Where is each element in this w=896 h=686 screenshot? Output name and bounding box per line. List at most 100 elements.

====

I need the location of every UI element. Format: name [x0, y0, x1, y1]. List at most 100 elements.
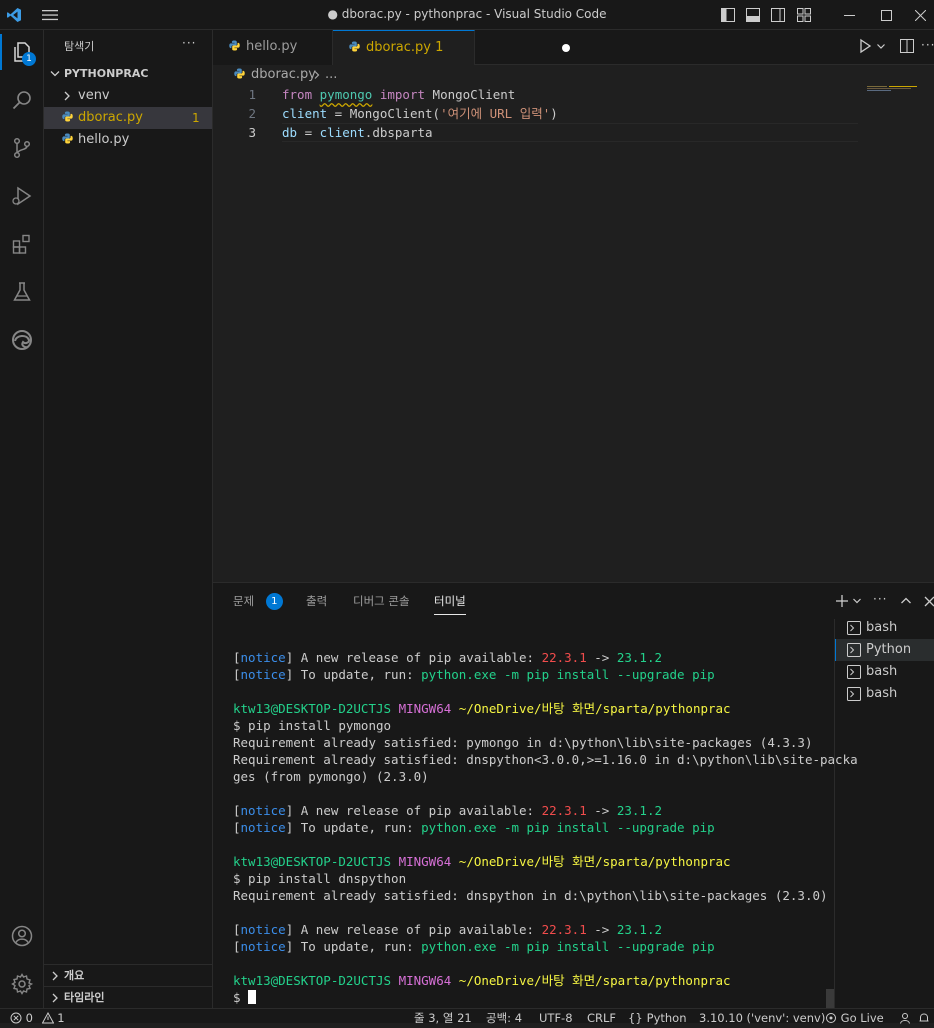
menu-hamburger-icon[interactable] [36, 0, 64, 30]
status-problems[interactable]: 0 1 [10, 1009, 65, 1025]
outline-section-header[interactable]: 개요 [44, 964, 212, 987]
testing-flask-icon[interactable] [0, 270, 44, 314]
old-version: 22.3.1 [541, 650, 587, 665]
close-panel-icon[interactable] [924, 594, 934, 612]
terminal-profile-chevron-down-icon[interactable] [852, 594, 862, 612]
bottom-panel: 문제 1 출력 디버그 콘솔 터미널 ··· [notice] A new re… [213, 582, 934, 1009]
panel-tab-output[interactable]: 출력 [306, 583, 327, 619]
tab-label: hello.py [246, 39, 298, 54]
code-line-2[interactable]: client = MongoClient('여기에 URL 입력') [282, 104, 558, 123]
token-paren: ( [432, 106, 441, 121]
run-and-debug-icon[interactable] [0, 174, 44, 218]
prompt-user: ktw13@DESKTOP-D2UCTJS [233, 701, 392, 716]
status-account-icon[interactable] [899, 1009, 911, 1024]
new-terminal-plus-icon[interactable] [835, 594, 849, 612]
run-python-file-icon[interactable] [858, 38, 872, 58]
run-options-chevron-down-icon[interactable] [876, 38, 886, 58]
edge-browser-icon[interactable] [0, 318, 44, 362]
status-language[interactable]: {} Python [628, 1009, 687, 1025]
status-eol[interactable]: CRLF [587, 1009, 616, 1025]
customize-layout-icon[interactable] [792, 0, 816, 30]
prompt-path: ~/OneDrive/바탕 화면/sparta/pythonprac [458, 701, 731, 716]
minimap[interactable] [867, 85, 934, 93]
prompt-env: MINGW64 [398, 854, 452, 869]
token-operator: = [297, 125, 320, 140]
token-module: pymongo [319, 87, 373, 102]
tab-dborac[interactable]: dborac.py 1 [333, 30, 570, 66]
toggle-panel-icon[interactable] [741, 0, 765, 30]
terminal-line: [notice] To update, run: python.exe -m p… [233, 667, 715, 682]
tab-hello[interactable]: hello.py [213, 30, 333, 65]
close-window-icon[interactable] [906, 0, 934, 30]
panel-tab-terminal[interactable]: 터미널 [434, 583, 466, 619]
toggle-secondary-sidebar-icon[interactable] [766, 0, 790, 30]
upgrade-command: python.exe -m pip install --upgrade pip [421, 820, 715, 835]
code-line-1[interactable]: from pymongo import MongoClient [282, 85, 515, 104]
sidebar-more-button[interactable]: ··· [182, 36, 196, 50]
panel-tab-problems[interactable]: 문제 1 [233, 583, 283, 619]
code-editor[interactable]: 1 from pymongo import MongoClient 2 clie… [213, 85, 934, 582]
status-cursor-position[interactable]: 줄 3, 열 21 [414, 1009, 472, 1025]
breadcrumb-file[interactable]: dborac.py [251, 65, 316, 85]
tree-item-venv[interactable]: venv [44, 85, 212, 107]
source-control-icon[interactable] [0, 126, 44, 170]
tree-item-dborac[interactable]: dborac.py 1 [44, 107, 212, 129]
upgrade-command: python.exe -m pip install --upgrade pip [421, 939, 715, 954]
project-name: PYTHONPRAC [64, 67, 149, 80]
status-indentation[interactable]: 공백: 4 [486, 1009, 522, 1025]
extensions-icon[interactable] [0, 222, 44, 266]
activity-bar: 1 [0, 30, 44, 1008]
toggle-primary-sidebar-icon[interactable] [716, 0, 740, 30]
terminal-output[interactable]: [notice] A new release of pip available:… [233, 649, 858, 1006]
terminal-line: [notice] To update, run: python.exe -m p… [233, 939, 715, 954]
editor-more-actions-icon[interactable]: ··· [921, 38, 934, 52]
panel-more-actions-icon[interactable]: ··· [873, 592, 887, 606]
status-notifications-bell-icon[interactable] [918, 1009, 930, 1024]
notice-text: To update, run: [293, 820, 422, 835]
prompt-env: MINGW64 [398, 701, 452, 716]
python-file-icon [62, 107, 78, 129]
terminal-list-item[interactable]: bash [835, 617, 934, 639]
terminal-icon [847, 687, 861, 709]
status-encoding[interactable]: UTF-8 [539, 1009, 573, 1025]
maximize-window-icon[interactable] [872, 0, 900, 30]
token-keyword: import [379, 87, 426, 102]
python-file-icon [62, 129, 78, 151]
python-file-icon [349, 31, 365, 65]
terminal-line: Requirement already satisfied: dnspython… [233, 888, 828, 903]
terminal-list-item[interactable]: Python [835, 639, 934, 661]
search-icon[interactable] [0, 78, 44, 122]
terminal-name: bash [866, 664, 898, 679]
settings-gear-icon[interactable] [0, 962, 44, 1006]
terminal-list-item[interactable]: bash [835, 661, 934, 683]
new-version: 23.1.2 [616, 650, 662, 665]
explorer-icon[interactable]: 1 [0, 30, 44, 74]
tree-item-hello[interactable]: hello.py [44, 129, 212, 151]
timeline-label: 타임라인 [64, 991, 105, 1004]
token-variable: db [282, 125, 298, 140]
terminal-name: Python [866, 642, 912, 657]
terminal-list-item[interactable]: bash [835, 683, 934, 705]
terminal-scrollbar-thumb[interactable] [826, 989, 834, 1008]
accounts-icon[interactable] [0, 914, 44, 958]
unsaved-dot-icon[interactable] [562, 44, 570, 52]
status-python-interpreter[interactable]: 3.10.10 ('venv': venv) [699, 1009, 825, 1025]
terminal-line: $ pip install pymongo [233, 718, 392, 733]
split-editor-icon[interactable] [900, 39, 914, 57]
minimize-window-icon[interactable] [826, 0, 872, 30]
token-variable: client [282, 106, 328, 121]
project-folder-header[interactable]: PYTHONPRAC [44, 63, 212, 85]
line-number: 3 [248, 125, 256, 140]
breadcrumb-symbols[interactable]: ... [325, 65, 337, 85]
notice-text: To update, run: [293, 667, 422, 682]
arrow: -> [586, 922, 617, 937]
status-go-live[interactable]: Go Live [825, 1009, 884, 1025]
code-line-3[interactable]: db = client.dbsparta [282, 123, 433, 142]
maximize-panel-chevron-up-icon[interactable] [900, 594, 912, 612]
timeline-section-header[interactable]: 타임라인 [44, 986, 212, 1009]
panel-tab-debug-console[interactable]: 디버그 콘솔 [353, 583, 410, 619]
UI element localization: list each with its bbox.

====

Reproduce the entries above word for word, from the line with "I need the location" to the line with "tab-label: hello.py [246, 39, 298, 54]", both included, leaving out the pictures.

• **Solution for this exercise**:
I need the location of every UI element. Format: name [x0, y0, x1, y1]. List at most 100 elements.
menu-hamburger-icon[interactable] [36, 0, 64, 30]
status-problems[interactable]: 0 1 [10, 1009, 65, 1025]
outline-section-header[interactable]: 개요 [44, 964, 212, 987]
testing-flask-icon[interactable] [0, 270, 44, 314]
old-version: 22.3.1 [541, 650, 587, 665]
close-panel-icon[interactable] [924, 594, 934, 612]
terminal-profile-chevron-down-icon[interactable] [852, 594, 862, 612]
bottom-panel: 문제 1 출력 디버그 콘솔 터미널 ··· [notice] A new re… [213, 582, 934, 1009]
panel-tab-output[interactable]: 출력 [306, 583, 327, 619]
tab-label: hello.py [246, 39, 298, 54]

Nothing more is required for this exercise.